(Given request)
Format every line of the data below as a Markdown table with a Row column holding the row number and a Line column holding the line itself. Skip blank lines and leave out the pictures.
━━━━━ Data listing ━━━━━
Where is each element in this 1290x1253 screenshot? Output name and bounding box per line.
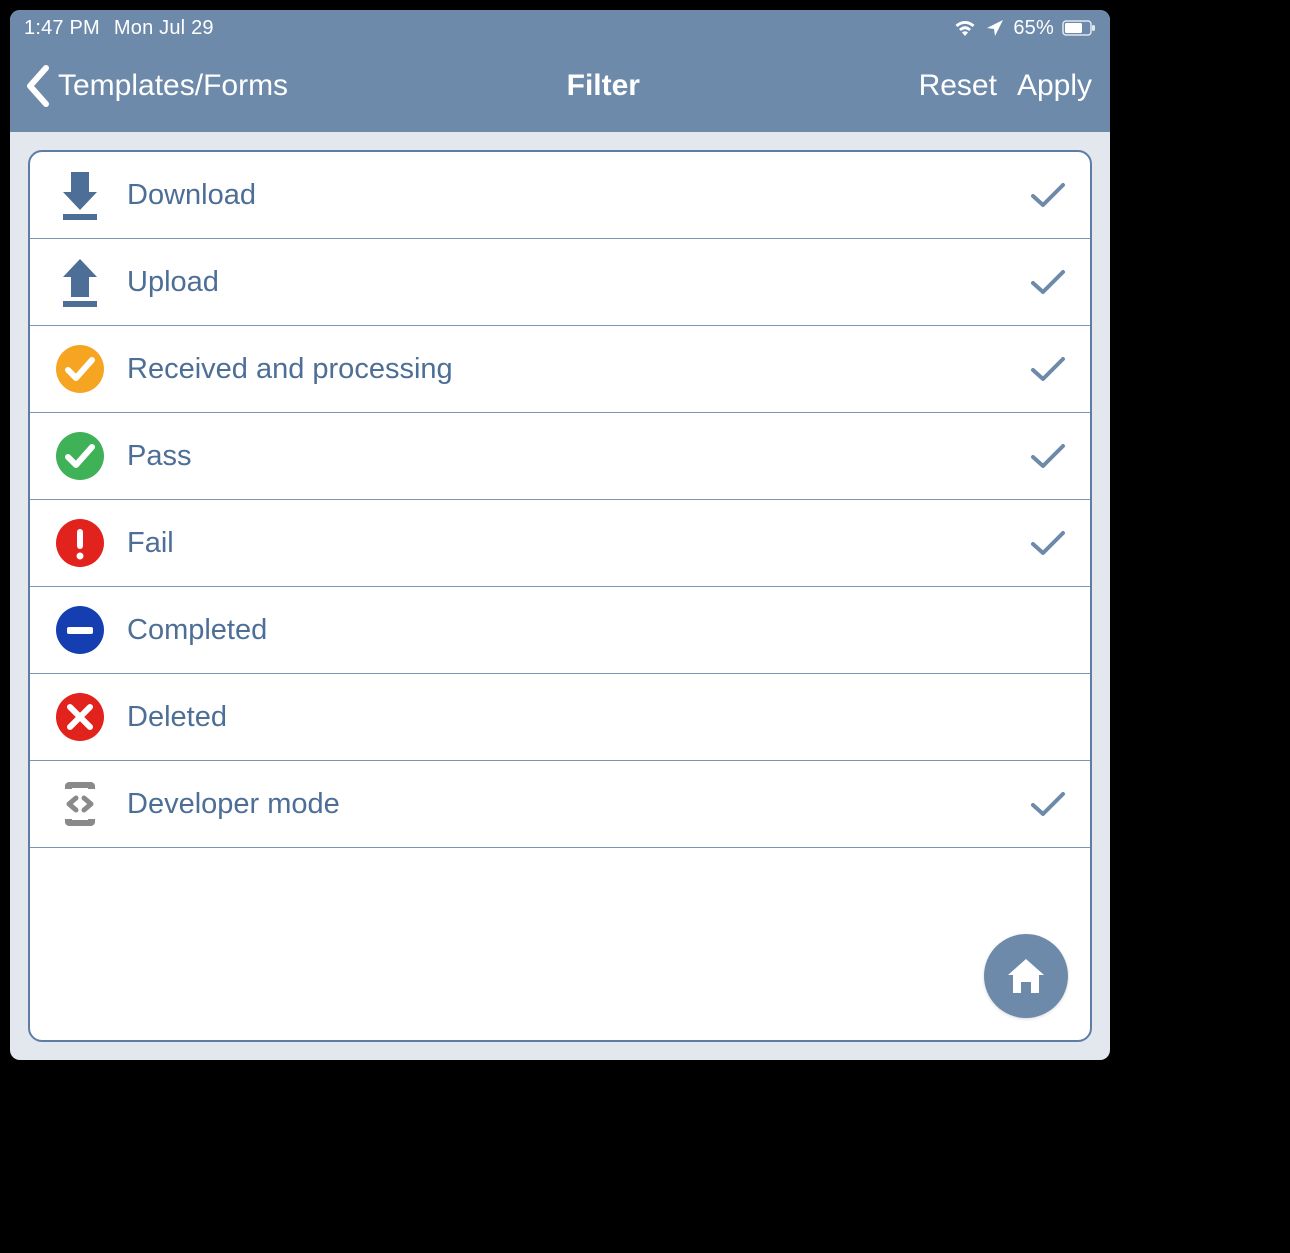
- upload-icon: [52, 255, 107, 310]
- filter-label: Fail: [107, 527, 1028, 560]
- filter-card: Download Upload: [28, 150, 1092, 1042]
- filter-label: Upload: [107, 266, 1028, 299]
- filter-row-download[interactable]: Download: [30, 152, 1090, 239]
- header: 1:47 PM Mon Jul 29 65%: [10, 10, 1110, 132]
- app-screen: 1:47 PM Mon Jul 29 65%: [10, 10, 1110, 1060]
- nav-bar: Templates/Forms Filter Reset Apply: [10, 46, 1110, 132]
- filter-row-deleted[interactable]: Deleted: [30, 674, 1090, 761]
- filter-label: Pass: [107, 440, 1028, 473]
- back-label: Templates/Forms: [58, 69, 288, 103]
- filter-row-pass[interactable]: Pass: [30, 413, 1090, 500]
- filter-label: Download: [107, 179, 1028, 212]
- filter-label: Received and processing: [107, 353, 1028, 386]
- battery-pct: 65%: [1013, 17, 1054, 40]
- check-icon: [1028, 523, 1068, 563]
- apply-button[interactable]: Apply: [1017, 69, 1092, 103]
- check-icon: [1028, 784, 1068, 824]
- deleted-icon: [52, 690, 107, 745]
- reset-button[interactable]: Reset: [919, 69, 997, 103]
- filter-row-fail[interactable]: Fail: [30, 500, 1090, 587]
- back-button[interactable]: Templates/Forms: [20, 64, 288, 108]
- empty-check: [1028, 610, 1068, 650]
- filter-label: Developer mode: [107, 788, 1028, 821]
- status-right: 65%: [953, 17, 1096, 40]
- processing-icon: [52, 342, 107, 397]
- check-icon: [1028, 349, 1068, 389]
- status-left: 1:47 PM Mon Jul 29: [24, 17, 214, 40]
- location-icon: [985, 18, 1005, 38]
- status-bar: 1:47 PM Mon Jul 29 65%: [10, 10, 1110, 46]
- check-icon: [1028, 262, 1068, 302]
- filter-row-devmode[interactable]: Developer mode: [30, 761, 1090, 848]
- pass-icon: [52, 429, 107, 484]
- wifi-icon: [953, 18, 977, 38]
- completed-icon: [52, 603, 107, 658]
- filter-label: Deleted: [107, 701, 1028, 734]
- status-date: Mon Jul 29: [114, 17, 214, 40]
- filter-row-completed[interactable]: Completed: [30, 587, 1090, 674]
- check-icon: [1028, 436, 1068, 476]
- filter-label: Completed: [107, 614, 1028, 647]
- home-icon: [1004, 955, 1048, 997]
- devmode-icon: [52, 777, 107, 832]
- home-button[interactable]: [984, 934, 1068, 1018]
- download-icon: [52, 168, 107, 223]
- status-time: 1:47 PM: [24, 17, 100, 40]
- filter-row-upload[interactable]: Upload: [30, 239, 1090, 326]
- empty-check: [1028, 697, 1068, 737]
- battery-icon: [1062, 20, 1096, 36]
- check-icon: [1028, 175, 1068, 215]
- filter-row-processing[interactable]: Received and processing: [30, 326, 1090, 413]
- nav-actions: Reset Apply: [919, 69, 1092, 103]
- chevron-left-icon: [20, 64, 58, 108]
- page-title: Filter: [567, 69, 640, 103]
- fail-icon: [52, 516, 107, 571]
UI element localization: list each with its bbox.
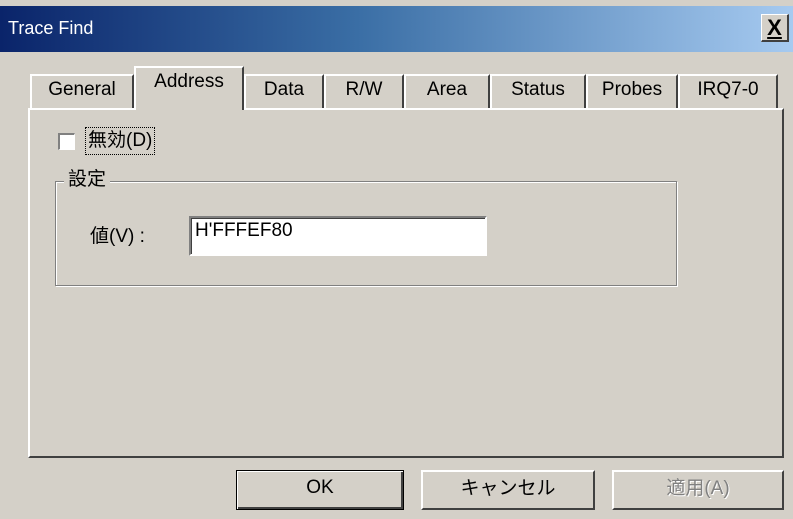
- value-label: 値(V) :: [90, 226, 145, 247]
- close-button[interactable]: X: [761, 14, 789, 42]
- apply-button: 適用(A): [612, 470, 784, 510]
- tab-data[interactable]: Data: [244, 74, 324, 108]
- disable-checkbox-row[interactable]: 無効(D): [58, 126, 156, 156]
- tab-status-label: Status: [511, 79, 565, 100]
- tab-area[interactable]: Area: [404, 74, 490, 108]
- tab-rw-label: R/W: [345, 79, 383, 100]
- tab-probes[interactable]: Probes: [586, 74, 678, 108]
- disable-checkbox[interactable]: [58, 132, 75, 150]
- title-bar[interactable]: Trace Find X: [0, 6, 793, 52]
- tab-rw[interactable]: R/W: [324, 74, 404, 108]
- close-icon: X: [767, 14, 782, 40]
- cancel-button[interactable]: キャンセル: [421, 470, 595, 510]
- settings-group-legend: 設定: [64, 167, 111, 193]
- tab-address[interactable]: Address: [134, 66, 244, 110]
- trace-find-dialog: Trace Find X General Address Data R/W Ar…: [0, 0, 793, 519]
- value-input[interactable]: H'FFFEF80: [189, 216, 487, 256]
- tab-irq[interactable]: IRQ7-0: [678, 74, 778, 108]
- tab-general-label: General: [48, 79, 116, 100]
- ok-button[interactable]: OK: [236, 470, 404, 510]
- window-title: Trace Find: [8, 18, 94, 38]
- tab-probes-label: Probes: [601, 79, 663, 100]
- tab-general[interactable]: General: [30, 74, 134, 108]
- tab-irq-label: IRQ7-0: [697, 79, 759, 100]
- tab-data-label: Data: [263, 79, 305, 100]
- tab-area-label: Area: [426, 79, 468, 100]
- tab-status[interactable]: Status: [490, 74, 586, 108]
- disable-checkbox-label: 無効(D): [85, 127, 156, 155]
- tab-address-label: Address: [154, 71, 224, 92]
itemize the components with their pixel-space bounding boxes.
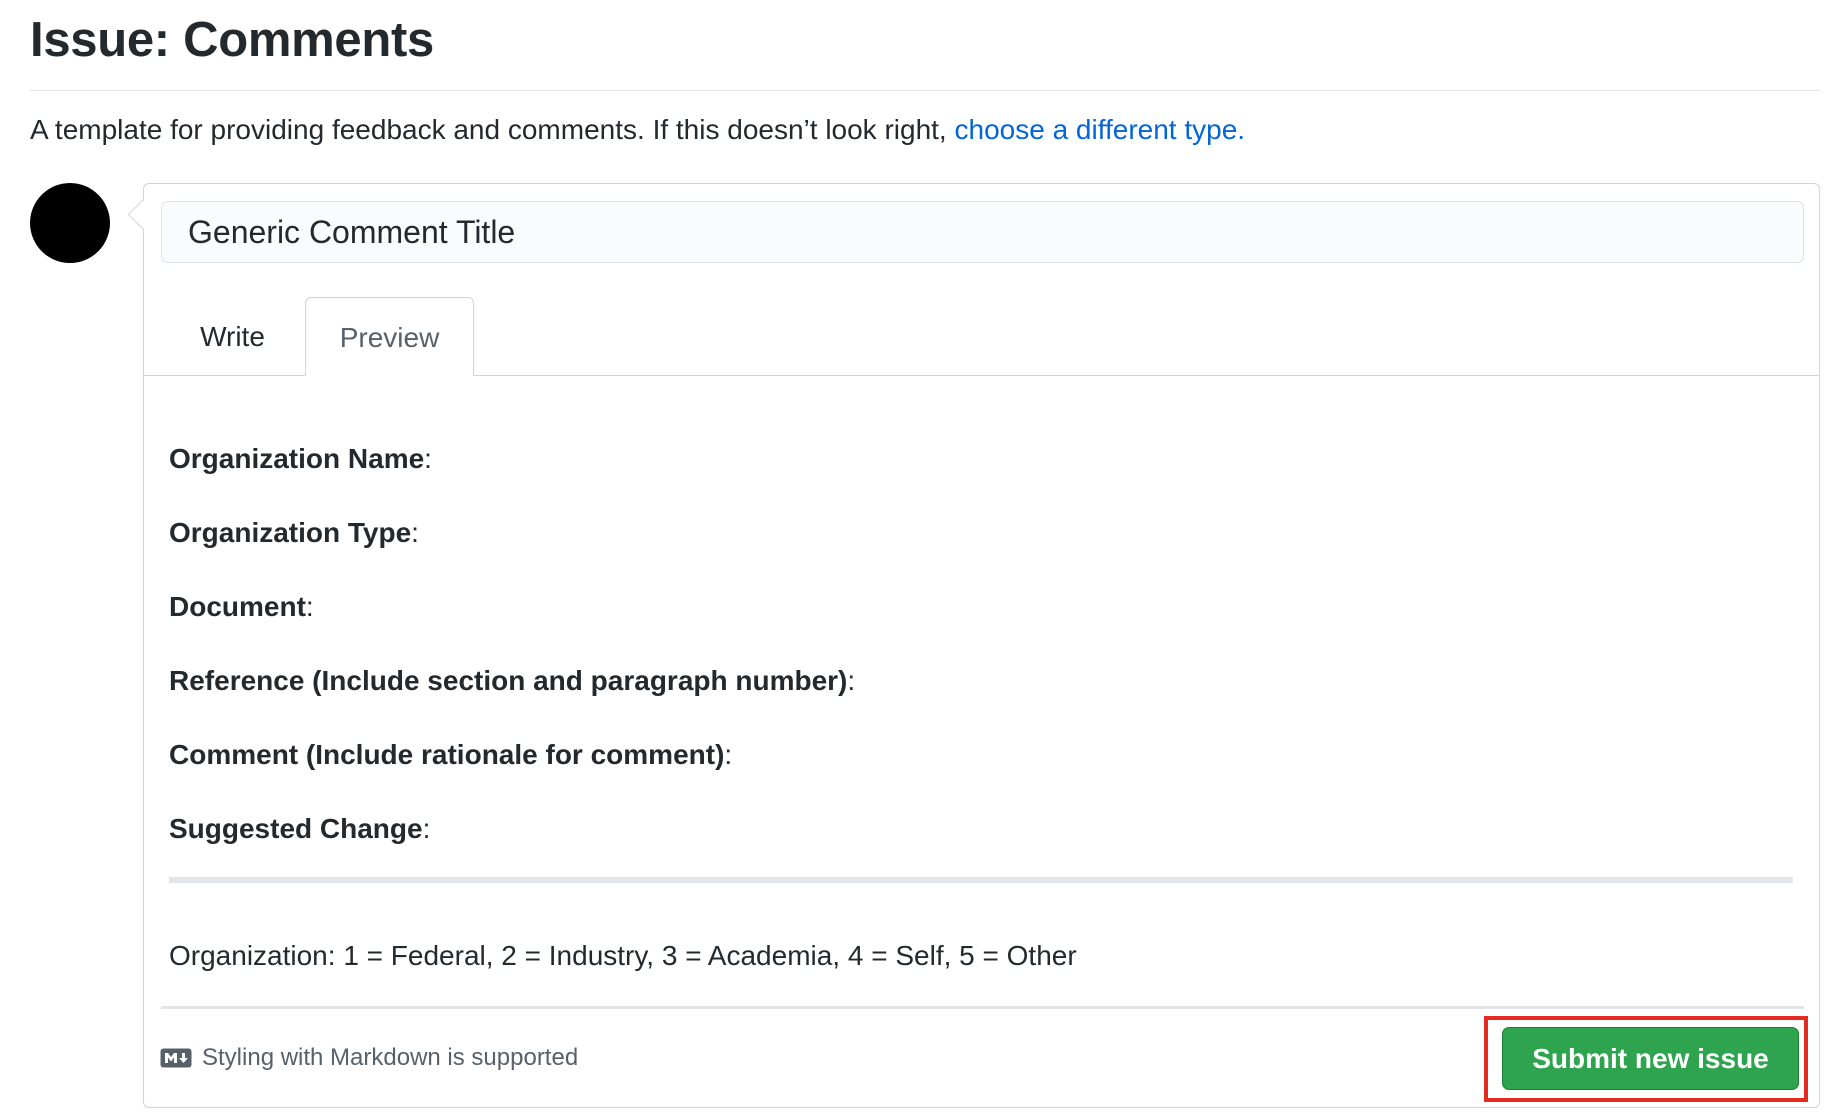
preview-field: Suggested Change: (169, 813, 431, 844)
━━━━━
(Exercise output)
| Row | Line |
|---|---|
| 1 | Where is each element in this 1290x1253 screenshot? Output name and bounding box per line. |
| 2 | - upload-icon: [52, 255, 107, 310] |
| 3 | - filter-label: Fail: [107, 527, 1028, 560] |
| 4 | - filter-card: Download Upload: [28, 150, 1092, 1042] |
| 5 | - filter-label: Upload: [107, 266, 1028, 299] |
| 6 | - filter-row-download[interactable]: Download: [30, 152, 1090, 239] |
| 7 | - header: 1:47 PM Mon Jul 29 65%: [10, 10, 1110, 132] |
| 8 | - app-screen: 1:47 PM Mon Jul 29 65%: [10, 10, 1110, 1060] |
| 9 | - nav-bar: Templates/Forms Filter Reset Apply: [10, 46, 1110, 132] |
| 10 | - filter-row-deleted[interactable]: Deleted: [30, 674, 1090, 761] |
| 11 | - filter-label: Pass: [107, 440, 1028, 473] |
| 12 | - back-label: Templates/Forms: [58, 69, 288, 103] |
| 13 | - filter-row-pass[interactable]: Pass: [30, 413, 1090, 500] |
| 14 | - filter-label: Download: [107, 179, 1028, 212] |
| 15 | - filter-label: Received and processing: [107, 353, 1028, 386] |
| 16 | - battery-pct: 65%: [1013, 17, 1054, 40] |
| 17 | - check-icon: [1028, 523, 1068, 563] |
| 18 | - apply-button[interactable]: Apply: [1017, 69, 1092, 103] |
| 19 | - check-icon: [1028, 784, 1068, 824] |
| 20 | - deleted-icon: [52, 690, 107, 745] |
| 21 | - reset-button[interactable]: Reset: [919, 69, 997, 103] |
| 22 | - filter-row-fail[interactable]: Fail: [30, 500, 1090, 587] |
| 23 | - back-button[interactable]: Templates/Forms: [20, 64, 288, 108] |
| 24 | - empty-check: [1028, 610, 1068, 650] |
| 25 | - filter-label: Developer mode: [107, 788, 1028, 821] |
| 26 | - status-right: 65%: [953, 17, 1096, 40] |
| 27 | - processing-icon: [52, 342, 107, 397] |
| 28 | - check-icon: [1028, 349, 1068, 389] |
| 29 | - status-left: 1:47 PM Mon Jul 29: [24, 17, 214, 40] |
| 30 | - location-icon: [985, 18, 1005, 38] |
| 31 | - status-bar: 1:47 PM Mon Jul 29 65%: [10, 10, 1110, 46] |
| 32 | - check-icon: [1028, 262, 1068, 302] |
| 33 | - filter-row-devmode[interactable]: Developer mode: [30, 761, 1090, 848] |
| 34 | - pass-icon: [52, 429, 107, 484] |
| 35 | - wifi-icon: [953, 18, 977, 38] |
| 36 | - completed-icon: [52, 603, 107, 658] |
| 37 | - filter-label: Deleted: [107, 701, 1028, 734] |
| 38 | - status-date: Mon Jul 29: [114, 17, 214, 40] |
| 39 | - filter-row-completed[interactable]: Completed: [30, 587, 1090, 674] |
| 40 | - check-icon: [1028, 436, 1068, 476] |
| 41 | - filter-label: Completed: [107, 614, 1028, 647] |
| 42 | - home-icon: [1004, 955, 1048, 997] |
| 43 | - devmode-icon: [52, 777, 107, 832] |
| 44 | - home-button[interactable]: [984, 934, 1068, 1018] |
| 45 | - download-icon: [52, 168, 107, 223] |
| 46 | - status-time: 1:47 PM: [24, 17, 100, 40] |
| 47 | - filter-row-upload[interactable]: Upload: [30, 239, 1090, 326] |
| 48 | - empty-check: [1028, 697, 1068, 737] |
| 49 | - battery-icon: [1062, 20, 1096, 36] |
| 50 | - check-icon: [1028, 175, 1068, 215] |
| 51 | - filter-row-processing[interactable]: Received and processing: [30, 326, 1090, 413] |
| 52 | - nav-actions: Reset Apply: [919, 69, 1092, 103] |
| 53 | - chevron-left-icon: [20, 64, 58, 108] |
| 54 | - page-title: Filter: [567, 69, 640, 103] |
| 55 | - fail-icon: [52, 516, 107, 571] |
| 56 | UI element localization: list each with its bbox. |
| 57 | - value-label: 値(V) :: [90, 226, 145, 247] |
| 58 | - close-button[interactable]: X: [761, 14, 789, 42] |
| 59 | - apply-button: 適用(A): [612, 470, 784, 510] |
| 60 | - tab-data[interactable]: Data: [244, 74, 324, 108] |
| 61 | - disable-checkbox-row[interactable]: 無効(D): [58, 126, 156, 156] |
| 62 | - tab-status-label: Status: [511, 79, 565, 100] |
| 63 | - tab-area[interactable]: Area: [404, 74, 490, 108] |
| 64 | - tab-rw-label: R/W: [345, 79, 383, 100] |
| 65 | - tab-probes[interactable]: Probes: [586, 74, 678, 108] |
| 66 | - disable-checkbox[interactable]: [58, 132, 75, 150] |
| 67 | - title-bar[interactable]: Trace Find X: [0, 6, 793, 52] |
| 68 | - tab-rw[interactable]: R/W: [324, 74, 404, 108] |
| 69 | - close-icon: X: [767, 14, 782, 40] |
| 70 | - cancel-button[interactable]: キャンセル: [421, 470, 595, 510] |
| 71 | - settings-group-legend: 設定: [64, 167, 111, 193] |
| 72 | - tab-address[interactable]: Address: [134, 66, 244, 110] |
| 73 | - trace-find-dialog: Trace Find X General Address Data R/W Ar…: [0, 0, 793, 519] |
| 74 | - value-input[interactable]: H'FFFEF80: [189, 216, 487, 256] |
| 75 | - tab-irq[interactable]: IRQ7-0: [678, 74, 778, 108] |
| 76 | - tab-general-label: General: [48, 79, 116, 100] |
| 77 | - ok-button[interactable]: OK: [236, 470, 404, 510] |
| 78 | - window-title: Trace Find: [8, 18, 94, 38] |
| 79 | - tab-probes-label: Probes: [601, 79, 663, 100] |
| 80 | - tab-general[interactable]: General: [30, 74, 134, 108] |
| 81 | - tab-irq-label: IRQ7-0: [697, 79, 759, 100] |
| 82 | - tab-data-label: Data: [263, 79, 305, 100] |
| 83 | - tab-area-label: Area: [426, 79, 468, 100] |
| 84 | - tab-status[interactable]: Status: [490, 74, 586, 108] |
| 85 | - disable-checkbox-label: 無効(D): [85, 127, 156, 155] |
| 86 | - tab-address-label: Address: [154, 71, 224, 92] |
| 87 | itemize the components with their pixel-space bounding boxes. |
| 88 | preview-field: Suggested Change: (169, 813, 431, 844) |